■ **BRIEF**
Reproduce the listing below without any change.
[Start EXTRACTED INFORMATION]
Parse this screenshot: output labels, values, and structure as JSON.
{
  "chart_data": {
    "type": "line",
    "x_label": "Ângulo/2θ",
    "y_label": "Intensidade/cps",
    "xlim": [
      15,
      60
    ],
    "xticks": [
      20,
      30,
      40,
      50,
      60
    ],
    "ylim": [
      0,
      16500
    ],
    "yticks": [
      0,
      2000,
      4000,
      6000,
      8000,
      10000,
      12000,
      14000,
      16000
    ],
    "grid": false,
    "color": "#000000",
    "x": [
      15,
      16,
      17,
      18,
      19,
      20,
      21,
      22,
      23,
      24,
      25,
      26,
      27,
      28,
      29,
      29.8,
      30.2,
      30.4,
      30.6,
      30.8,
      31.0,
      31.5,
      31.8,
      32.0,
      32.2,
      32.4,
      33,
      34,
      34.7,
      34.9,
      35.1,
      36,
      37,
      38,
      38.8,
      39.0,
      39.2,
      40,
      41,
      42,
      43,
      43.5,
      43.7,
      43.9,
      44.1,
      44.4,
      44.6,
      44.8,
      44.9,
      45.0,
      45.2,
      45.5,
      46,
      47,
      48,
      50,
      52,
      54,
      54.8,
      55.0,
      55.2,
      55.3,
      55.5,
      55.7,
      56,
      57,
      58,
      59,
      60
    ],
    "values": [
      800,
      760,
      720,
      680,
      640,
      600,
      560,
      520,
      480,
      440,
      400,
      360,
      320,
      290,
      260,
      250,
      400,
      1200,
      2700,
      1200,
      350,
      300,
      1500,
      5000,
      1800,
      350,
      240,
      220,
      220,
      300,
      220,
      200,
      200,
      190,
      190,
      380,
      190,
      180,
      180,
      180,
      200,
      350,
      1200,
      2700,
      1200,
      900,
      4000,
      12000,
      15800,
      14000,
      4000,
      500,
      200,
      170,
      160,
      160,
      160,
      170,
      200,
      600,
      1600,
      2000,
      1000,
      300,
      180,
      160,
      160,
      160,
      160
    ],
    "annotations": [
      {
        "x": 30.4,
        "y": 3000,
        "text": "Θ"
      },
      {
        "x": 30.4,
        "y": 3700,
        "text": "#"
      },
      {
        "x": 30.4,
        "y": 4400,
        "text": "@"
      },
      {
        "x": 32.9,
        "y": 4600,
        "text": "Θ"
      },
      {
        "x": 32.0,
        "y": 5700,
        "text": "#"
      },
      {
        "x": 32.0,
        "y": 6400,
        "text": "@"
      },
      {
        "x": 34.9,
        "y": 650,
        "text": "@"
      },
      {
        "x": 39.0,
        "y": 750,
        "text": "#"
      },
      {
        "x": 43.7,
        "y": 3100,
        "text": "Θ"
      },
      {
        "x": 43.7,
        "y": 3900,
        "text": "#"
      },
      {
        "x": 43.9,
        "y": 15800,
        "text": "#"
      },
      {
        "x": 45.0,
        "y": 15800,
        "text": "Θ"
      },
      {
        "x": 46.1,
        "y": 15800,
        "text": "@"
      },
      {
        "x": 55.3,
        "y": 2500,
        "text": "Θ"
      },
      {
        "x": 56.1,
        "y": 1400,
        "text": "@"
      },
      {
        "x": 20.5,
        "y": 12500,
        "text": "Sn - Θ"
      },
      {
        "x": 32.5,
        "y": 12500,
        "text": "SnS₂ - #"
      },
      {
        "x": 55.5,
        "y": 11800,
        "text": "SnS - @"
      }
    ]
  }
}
[End EXTRACTED INFORMATION]
■ **OUTPUT**
Parse this screenshot: output labels, values, and structure as JSON.
{
  "chart_data": {
    "type": "line",
    "x_label": "Ângulo/2θ",
    "y_label": "Intensidade/cps",
    "xlim": [
      15,
      60
    ],
    "xticks": [
      20,
      30,
      40,
      50,
      60
    ],
    "ylim": [
      0,
      16500
    ],
    "yticks": [
      0,
      2000,
      4000,
      6000,
      8000,
      10000,
      12000,
      14000,
      16000
    ],
    "grid": false,
    "color": "#000000",
    "x": [
      15,
      16,
      17,
      18,
      19,
      20,
      21,
      22,
      23,
      24,
      25,
      26,
      27,
      28,
      29,
      29.8,
      30.2,
      30.4,
      30.6,
      30.8,
      31.0,
      31.5,
      31.8,
      32.0,
      32.2,
      32.4,
      33,
      34,
      34.7,
      34.9,
      35.1,
      36,
      37,
      38,
      38.8,
      39.0,
      39.2,
      40,
      41,
      42,
      43,
      43.5,
      43.7,
      43.9,
      44.1,
      44.4,
      44.6,
      44.8,
      44.9,
      45.0,
      45.2,
      45.5,
      46,
      47,
      48,
      50,
      52,
      54,
      54.8,
      55.0,
      55.2,
      55.3,
      55.5,
      55.7,
      56,
      57,
      58,
      59,
      60
    ],
    "values": [
      800,
      760,
      720,
      680,
      640,
      600,
      560,
      520,
      480,
      440,
      400,
      360,
      320,
      290,
      260,
      250,
      400,
      1200,
      2700,
      1200,
      350,
      300,
      1500,
      5000,
      1800,
      350,
      240,
      220,
      220,
      300,
      220,
      200,
      200,
      190,
      190,
      380,
      190,
      180,
      180,
      180,
      200,
      350,
      1200,
      2700,
      1200,
      900,
      4000,
      12000,
      15800,
      14000,
      4000,
      500,
      200,
      170,
      160,
      160,
      160,
      170,
      200,
      600,
      1600,
      2000,
      1000,
      300,
      180,
      160,
      160,
      160,
      160
    ],
    "annotations": [
      {
        "x": 30.4,
        "y": 3000,
        "text": "Θ"
      },
      {
        "x": 30.4,
        "y": 3700,
        "text": "#"
      },
      {
        "x": 30.4,
        "y": 4400,
        "text": "@"
      },
      {
        "x": 32.9,
        "y": 4600,
        "text": "Θ"
      },
      {
        "x": 32.0,
        "y": 5700,
        "text": "#"
      },
      {
        "x": 32.0,
        "y": 6400,
        "text": "@"
      },
      {
        "x": 34.9,
        "y": 650,
        "text": "@"
      },
      {
        "x": 39.0,
        "y": 750,
        "text": "#"
      },
      {
        "x": 43.7,
        "y": 3100,
        "text": "Θ"
      },
      {
        "x": 43.7,
        "y": 3900,
        "text": "#"
      },
      {
        "x": 43.9,
        "y": 15800,
        "text": "#"
      },
      {
        "x": 45.0,
        "y": 15800,
        "text": "Θ"
      },
      {
        "x": 46.1,
        "y": 15800,
        "text": "@"
      },
      {
        "x": 55.3,
        "y": 2500,
        "text": "Θ"
      },
      {
        "x": 56.1,
        "y": 1400,
        "text": "@"
      },
      {
        "x": 20.5,
        "y": 12500,
        "text": "Sn - Θ"
      },
      {
        "x": 32.5,
        "y": 12500,
        "text": "SnS₂ - #"
      },
      {
        "x": 55.5,
        "y": 11800,
        "text": "SnS - @"
      }
    ]
  }
}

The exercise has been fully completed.